┌─ Text under study

In patients who had aortic regurgitation combined with aortic root dilation, aortic root reimplantation or replacement can be aggressively performed according to the pathology of the aortic valve during the initial procedure [13, 25]. Aortic root surgery associated with acute type A aortic dissection surgery did not affect surgical outcomes of acute dissection surgery [13].

We had aortic reintervention in 3 patients only: resection of a sinus aneurysm in 1 patient and resection of descending thoracic aortic aneurysm in 2 patients. Such a low reintervention rate may be due to sufficient resection of the dissected aortic tissues and proper approximation of the dissected aortic walls. In TAR for aortic dissections extending to the thoracoabdominal aorta, we did not use elephant trunk technique because it was difficult to insert the elephant graft into the unexpanded intima of the aortic dissection. Instead, a graft length of 3 cm between the left subclavian artery and the distal aortic anastomotic suture line was left as a clamping site for future descending aortic operations.

Survival rates after surgery are similar in most reports [5, 26, 27], and risk factors for long-term survival included preoperative diabetes, advanced age, and postoperative dialysis [27]. However, our study population had a high survival curve after discharge, probably due to more younger patients in our study and low incidences of risk factors of late death.

└─
┌─ Provided information

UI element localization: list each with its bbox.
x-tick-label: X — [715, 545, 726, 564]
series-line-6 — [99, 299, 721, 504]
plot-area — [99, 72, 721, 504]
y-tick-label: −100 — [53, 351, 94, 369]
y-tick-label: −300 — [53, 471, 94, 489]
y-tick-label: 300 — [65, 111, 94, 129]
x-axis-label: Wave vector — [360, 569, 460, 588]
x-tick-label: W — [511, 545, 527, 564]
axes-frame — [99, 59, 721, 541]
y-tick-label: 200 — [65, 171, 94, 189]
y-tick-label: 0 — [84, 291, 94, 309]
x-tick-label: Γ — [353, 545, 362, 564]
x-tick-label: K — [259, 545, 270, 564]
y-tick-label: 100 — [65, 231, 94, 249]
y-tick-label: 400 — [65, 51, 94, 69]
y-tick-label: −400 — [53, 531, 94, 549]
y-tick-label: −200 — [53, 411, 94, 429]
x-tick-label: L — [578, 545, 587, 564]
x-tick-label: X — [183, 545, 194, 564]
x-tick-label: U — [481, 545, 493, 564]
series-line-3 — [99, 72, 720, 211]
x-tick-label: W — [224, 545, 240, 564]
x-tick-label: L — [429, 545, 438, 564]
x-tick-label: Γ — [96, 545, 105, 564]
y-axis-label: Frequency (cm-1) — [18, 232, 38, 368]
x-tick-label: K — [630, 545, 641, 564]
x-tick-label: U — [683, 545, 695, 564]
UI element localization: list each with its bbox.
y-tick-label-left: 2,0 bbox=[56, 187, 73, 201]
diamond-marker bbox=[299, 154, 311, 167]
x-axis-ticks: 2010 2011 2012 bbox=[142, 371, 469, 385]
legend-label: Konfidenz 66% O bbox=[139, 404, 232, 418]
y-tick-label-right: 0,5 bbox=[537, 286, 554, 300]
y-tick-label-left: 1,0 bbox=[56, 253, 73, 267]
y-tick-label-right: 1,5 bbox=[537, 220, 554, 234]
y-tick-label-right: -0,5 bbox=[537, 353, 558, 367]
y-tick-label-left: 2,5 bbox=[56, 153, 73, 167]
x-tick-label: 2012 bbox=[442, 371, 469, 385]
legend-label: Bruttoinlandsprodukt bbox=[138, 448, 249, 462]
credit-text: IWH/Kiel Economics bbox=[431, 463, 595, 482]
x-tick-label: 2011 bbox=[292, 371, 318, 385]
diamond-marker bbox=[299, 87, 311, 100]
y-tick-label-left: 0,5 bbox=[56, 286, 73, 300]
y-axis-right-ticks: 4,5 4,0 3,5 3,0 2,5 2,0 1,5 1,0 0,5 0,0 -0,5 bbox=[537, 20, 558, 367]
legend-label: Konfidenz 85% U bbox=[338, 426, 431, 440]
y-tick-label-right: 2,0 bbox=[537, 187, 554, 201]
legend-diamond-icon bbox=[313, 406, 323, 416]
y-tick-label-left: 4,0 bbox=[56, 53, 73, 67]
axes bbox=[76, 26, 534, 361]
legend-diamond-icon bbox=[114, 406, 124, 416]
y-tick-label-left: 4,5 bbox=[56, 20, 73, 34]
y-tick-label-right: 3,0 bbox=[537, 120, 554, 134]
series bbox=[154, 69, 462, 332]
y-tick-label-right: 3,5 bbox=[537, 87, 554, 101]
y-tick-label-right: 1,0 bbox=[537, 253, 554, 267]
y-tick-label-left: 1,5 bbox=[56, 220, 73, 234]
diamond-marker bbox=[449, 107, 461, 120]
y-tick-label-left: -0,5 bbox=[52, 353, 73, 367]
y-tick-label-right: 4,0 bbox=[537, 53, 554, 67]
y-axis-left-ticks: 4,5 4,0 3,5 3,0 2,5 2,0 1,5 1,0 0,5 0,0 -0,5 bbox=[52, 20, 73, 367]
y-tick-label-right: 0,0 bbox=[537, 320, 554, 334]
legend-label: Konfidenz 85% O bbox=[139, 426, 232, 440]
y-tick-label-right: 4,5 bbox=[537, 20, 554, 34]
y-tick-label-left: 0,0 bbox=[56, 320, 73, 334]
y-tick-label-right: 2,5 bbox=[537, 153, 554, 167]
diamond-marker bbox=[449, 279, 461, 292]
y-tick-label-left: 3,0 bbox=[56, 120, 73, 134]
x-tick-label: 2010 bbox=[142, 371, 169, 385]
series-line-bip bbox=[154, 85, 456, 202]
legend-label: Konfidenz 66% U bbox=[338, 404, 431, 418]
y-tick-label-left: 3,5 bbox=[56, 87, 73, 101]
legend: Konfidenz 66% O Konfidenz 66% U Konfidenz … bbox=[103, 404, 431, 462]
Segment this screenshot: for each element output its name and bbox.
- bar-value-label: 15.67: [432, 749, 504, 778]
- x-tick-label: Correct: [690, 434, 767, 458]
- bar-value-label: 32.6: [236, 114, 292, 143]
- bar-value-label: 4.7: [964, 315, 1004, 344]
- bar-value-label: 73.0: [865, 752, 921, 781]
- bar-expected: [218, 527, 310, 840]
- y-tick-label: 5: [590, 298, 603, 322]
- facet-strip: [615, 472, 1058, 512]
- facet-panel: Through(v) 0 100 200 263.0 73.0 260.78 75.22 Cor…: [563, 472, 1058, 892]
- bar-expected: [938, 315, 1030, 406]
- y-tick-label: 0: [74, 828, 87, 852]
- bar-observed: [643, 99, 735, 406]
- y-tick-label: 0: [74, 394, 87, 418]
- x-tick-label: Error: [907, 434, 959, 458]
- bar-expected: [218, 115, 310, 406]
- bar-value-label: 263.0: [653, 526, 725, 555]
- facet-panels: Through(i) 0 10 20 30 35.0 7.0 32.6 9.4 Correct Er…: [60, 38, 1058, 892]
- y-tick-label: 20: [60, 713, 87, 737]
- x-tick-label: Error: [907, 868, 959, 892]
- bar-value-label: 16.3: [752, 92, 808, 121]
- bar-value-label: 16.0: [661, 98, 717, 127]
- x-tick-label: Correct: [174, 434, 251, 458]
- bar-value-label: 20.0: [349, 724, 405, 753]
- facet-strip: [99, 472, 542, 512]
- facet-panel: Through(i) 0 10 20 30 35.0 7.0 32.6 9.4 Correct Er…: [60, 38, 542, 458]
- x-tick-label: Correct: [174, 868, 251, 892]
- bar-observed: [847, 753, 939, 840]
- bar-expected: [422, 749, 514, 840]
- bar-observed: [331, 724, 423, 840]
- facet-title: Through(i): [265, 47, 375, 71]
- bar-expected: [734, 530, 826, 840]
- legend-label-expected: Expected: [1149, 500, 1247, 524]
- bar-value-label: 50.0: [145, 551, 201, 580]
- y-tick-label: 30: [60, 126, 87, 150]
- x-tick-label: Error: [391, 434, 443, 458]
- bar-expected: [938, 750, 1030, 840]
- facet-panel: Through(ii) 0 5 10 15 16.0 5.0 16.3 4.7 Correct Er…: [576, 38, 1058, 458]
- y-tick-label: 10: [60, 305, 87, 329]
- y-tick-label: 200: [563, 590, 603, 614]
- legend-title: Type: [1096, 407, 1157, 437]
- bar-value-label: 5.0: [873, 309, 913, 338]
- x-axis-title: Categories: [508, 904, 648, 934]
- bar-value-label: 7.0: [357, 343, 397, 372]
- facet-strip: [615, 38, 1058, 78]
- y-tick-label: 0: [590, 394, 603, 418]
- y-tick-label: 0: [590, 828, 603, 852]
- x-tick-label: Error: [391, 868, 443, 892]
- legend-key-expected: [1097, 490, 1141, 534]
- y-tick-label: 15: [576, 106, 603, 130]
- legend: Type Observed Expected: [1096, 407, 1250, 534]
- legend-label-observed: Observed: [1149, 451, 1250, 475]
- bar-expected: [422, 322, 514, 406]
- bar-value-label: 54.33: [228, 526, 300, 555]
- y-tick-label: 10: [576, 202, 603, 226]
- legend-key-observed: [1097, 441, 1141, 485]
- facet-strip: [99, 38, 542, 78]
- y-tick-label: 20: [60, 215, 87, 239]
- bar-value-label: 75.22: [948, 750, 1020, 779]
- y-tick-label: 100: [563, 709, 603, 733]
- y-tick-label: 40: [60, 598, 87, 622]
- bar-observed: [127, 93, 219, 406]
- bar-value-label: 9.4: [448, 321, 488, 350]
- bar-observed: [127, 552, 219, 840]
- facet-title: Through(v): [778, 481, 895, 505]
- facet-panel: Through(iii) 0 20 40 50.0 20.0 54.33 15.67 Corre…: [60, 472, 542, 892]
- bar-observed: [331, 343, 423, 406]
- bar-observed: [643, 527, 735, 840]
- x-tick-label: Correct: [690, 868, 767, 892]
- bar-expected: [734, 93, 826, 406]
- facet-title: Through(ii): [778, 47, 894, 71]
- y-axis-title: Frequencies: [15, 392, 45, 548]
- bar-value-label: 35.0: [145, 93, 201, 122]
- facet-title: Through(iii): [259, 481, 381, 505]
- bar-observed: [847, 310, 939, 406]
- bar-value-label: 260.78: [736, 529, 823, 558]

└─

__Questions to answer__:
A. Reproduce verbatim everything in the aortic dissection surgery passage from "In patients who" down to "acute dissection surgery [13].".
B. Write the next part of the aortic dissection surgery passage, picking up after its final sentence.

__List of answers__:
A.
In patients who had aortic regurgitation combined with aortic root dilation, aortic root reimplantation or replacement can be aggressively performed according to the pathology of the aortic valve during the initial procedure [13, 25]. Aortic root surgery associated with acute type A aortic dissection surgery did not affect surgical outcomes of acute dissection surgery [13].

B.
Limitations of the present study included retrospective and nonrandomized design and a small number of the study cases. The small sample size and low mortality and morbidity rates can limit the statistical power for evaluating risk factors for events. Because the various parts of the surgical protocol have been simplified step by step at different times, it is difficult to determine an exact time point to compare early and late surgical outcomes. Although our surgical strategy was not modernized, including levels of hypothermia, we tried to perform the acute dissection surgery with reasonable surgical protocol. We achieved reasonable surgical outcomes with deep hypothermia, but recently the improved results were reported with mild to moderate hypothermia, which we need further studies about.


Emergent surgery for acute type A aortic dissection yielded acceptable early and intermediate results. Preoperatively uncorrected severe hypotension was an independent risk factor of in-hospital death in acute aortic type A dissection surgery. The causes of postoperative mortality or morbidity could be reduced with improved brain and myocardial protection. Bilateral selective antegrade cerebral perfusion is a reliable way to protect the brain during circulatory arrest. Our surgical strategy, including antegrade systemic arterial perfusion, effective myocardial protection, deep hypothermia and antegrade bilateral cerebral perfusion has been gradually simplified over a period of 9 years. With the simplified surgical approach, we could obtain satisfactory surgical outcomes in a hospital with a small number of type A aortic dissection operations. The majority of in-hospital deaths occurred because of preoperative acute myocardial injury and mesenteric ischemia, which were not related to surgical procedures during the last 3 years.


This study was supported by funds from the Research Institute of Clinical Medicine of Chonbuk National University and the Biomedical Research Institute of Chonbuk National University Hospital.

Conflict of interest

None to report.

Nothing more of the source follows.